- [EXERCISE DETAILS] Find every line below that contains the word "text" and copy it out.

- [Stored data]
====================

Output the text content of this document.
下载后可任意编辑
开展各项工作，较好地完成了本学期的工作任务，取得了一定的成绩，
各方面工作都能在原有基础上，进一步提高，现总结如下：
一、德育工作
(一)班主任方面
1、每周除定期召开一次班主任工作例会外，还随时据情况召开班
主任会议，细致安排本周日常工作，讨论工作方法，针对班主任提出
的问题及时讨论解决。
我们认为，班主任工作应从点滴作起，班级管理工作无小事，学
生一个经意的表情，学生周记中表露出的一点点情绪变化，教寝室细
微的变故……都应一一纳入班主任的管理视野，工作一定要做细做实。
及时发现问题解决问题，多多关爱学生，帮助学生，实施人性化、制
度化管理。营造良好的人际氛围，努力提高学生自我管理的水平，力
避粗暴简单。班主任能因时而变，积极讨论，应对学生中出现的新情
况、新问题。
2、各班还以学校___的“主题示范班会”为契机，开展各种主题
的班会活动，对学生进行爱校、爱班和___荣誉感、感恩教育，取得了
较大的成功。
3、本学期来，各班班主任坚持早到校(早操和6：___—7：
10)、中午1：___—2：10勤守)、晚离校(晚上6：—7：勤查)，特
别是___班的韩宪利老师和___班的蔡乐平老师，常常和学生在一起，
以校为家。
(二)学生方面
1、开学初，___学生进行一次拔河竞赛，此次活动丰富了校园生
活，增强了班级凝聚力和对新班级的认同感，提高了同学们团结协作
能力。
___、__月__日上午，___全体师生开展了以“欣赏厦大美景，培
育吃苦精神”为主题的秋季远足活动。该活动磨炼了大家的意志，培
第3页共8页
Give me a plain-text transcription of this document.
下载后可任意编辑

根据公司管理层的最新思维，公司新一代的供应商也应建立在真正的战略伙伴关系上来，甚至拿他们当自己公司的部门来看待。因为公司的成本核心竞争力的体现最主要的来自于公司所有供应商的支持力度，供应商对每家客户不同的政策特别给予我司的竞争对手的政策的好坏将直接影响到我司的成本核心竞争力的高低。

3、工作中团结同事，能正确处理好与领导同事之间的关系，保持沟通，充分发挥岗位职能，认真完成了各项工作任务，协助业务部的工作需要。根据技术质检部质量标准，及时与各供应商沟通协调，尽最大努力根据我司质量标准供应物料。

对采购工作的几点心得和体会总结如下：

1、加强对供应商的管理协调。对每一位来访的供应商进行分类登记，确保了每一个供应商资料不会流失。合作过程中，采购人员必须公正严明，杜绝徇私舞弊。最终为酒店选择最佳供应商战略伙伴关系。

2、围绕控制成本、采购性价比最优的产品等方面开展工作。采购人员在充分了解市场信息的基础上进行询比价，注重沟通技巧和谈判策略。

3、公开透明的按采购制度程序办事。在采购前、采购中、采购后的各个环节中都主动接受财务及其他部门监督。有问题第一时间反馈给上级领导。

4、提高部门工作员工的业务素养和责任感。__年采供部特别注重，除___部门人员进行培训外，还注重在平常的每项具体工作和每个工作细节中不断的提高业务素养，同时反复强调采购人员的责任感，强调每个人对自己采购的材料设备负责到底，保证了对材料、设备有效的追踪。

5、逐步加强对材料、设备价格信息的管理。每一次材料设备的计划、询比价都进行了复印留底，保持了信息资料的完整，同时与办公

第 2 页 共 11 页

====================

- [OUTPUT BELOW]
Output the text content of this document.
Give me a plain-text transcription of this document.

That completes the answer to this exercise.